## Instructions for the task
Restate the whole listing word for word. Pictures are left out.

## Extracted records
-------

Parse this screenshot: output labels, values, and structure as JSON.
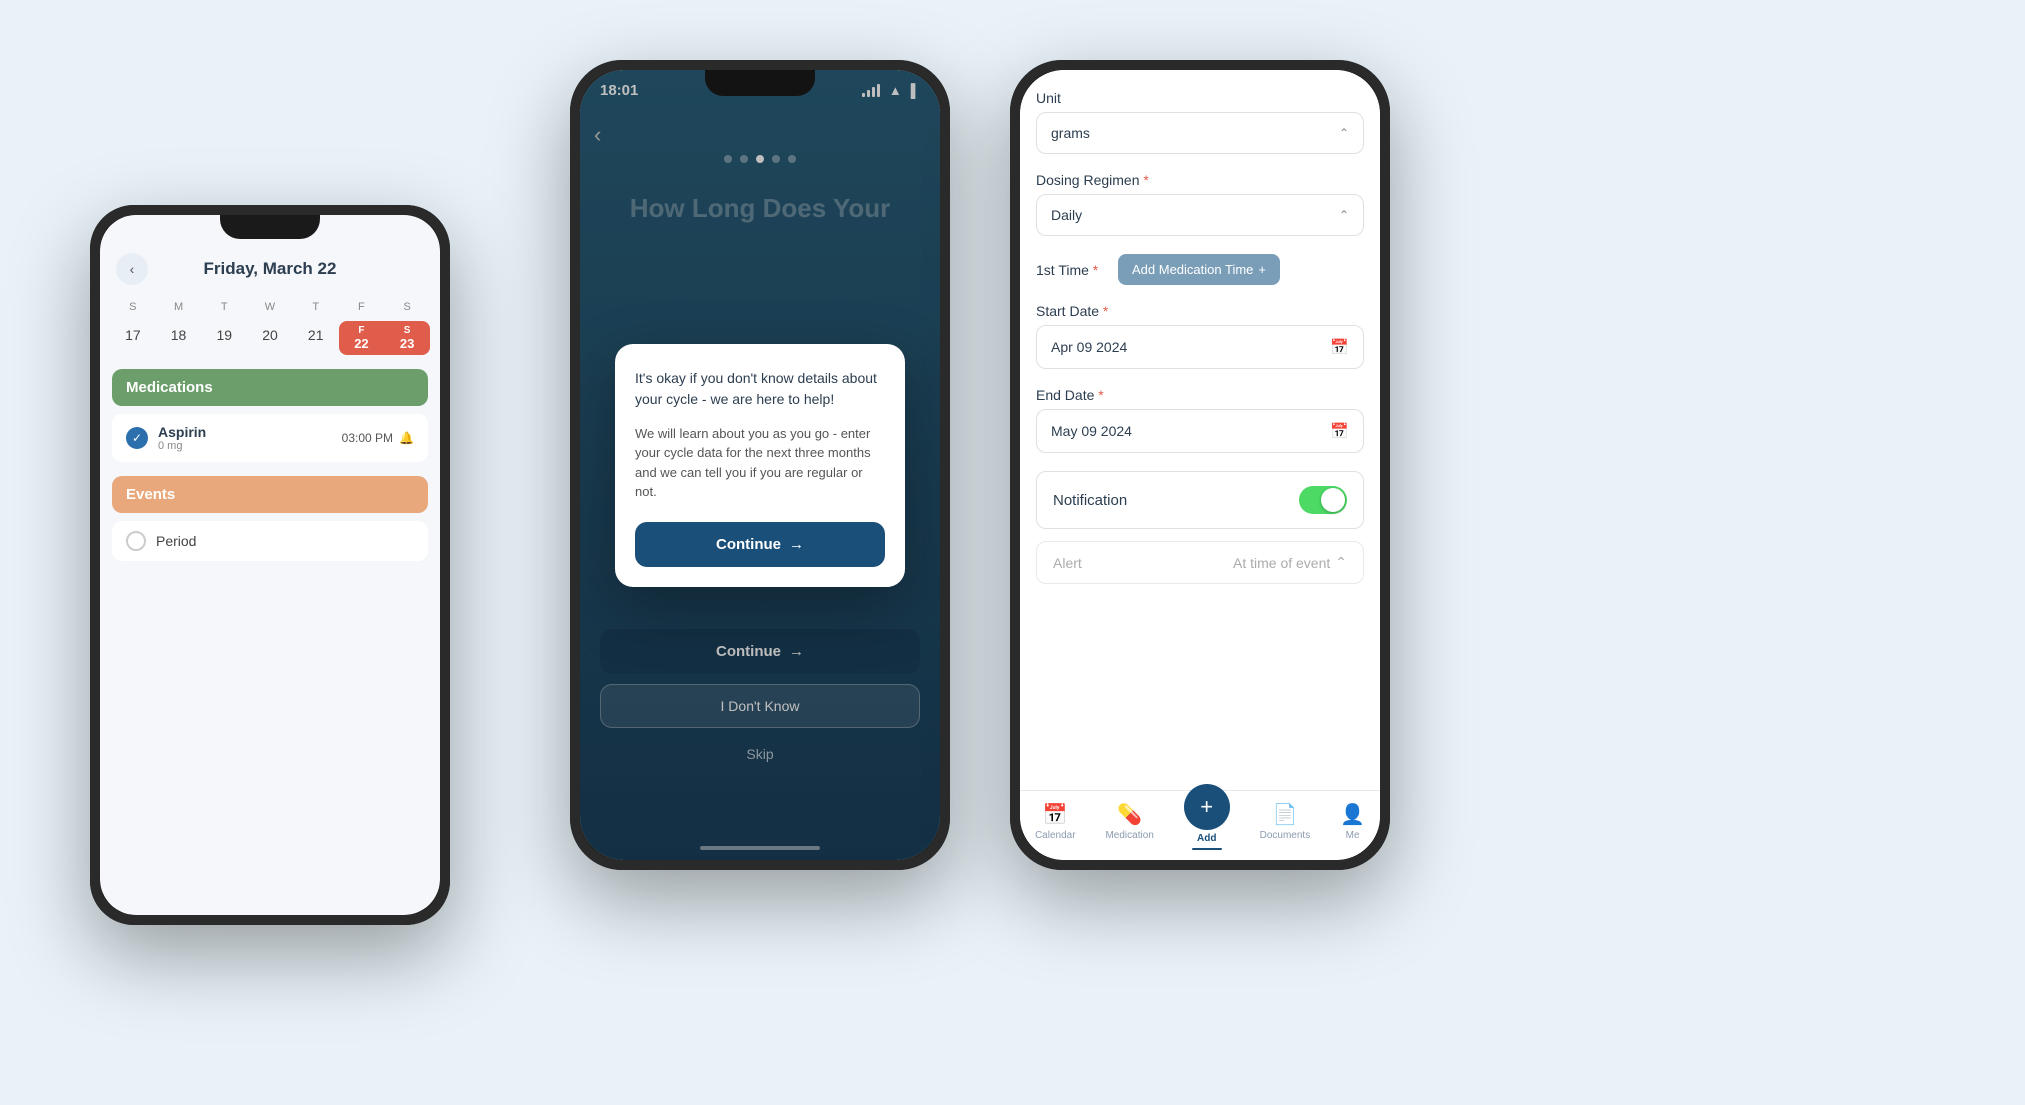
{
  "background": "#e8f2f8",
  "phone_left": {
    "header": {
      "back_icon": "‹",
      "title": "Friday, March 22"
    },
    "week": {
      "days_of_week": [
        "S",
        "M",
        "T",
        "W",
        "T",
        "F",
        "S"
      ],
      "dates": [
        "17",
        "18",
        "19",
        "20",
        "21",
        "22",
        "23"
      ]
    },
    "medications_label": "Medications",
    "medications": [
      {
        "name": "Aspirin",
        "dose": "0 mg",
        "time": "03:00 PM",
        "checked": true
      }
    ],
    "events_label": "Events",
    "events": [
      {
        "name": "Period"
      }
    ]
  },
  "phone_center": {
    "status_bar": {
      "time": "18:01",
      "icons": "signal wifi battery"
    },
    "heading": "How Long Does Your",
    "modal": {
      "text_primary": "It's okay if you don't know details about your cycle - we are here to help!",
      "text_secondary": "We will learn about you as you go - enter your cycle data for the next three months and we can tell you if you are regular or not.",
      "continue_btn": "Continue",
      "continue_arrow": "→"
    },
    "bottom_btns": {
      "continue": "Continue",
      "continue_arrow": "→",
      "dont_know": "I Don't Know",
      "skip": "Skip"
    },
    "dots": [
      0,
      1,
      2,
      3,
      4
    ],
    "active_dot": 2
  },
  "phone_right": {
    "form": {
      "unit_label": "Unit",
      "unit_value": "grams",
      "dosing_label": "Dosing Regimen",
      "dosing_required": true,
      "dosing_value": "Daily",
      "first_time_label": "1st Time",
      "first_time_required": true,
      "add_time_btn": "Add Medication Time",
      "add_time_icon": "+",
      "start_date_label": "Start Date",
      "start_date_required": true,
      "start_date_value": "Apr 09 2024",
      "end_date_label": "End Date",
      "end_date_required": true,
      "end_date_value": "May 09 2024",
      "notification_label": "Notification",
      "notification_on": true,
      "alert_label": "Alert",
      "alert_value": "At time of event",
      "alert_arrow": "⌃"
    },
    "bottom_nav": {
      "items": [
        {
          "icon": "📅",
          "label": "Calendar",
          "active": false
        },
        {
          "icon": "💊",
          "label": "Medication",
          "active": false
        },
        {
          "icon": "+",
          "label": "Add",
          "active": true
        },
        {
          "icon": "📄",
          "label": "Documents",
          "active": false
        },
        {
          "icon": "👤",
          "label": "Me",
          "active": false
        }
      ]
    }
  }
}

-------

## Answer
Parse this screenshot: output labels, values, and structure as JSON.
{
  "background": "#e8f2f8",
  "phone_left": {
    "header": {
      "back_icon": "‹",
      "title": "Friday, March 22"
    },
    "week": {
      "days_of_week": [
        "S",
        "M",
        "T",
        "W",
        "T",
        "F",
        "S"
      ],
      "dates": [
        "17",
        "18",
        "19",
        "20",
        "21",
        "22",
        "23"
      ]
    },
    "medications_label": "Medications",
    "medications": [
      {
        "name": "Aspirin",
        "dose": "0 mg",
        "time": "03:00 PM",
        "checked": true
      }
    ],
    "events_label": "Events",
    "events": [
      {
        "name": "Period"
      }
    ]
  },
  "phone_center": {
    "status_bar": {
      "time": "18:01",
      "icons": "signal wifi battery"
    },
    "heading": "How Long Does Your",
    "modal": {
      "text_primary": "It's okay if you don't know details about your cycle - we are here to help!",
      "text_secondary": "We will learn about you as you go - enter your cycle data for the next three months and we can tell you if you are regular or not.",
      "continue_btn": "Continue",
      "continue_arrow": "→"
    },
    "bottom_btns": {
      "continue": "Continue",
      "continue_arrow": "→",
      "dont_know": "I Don't Know",
      "skip": "Skip"
    },
    "dots": [
      0,
      1,
      2,
      3,
      4
    ],
    "active_dot": 2
  },
  "phone_right": {
    "form": {
      "unit_label": "Unit",
      "unit_value": "grams",
      "dosing_label": "Dosing Regimen",
      "dosing_required": true,
      "dosing_value": "Daily",
      "first_time_label": "1st Time",
      "first_time_required": true,
      "add_time_btn": "Add Medication Time",
      "add_time_icon": "+",
      "start_date_label": "Start Date",
      "start_date_required": true,
      "start_date_value": "Apr 09 2024",
      "end_date_label": "End Date",
      "end_date_required": true,
      "end_date_value": "May 09 2024",
      "notification_label": "Notification",
      "notification_on": true,
      "alert_label": "Alert",
      "alert_value": "At time of event",
      "alert_arrow": "⌃"
    },
    "bottom_nav": {
      "items": [
        {
          "icon": "📅",
          "label": "Calendar",
          "active": false
        },
        {
          "icon": "💊",
          "label": "Medication",
          "active": false
        },
        {
          "icon": "+",
          "label": "Add",
          "active": true
        },
        {
          "icon": "📄",
          "label": "Documents",
          "active": false
        },
        {
          "icon": "👤",
          "label": "Me",
          "active": false
        }
      ]
    }
  }
}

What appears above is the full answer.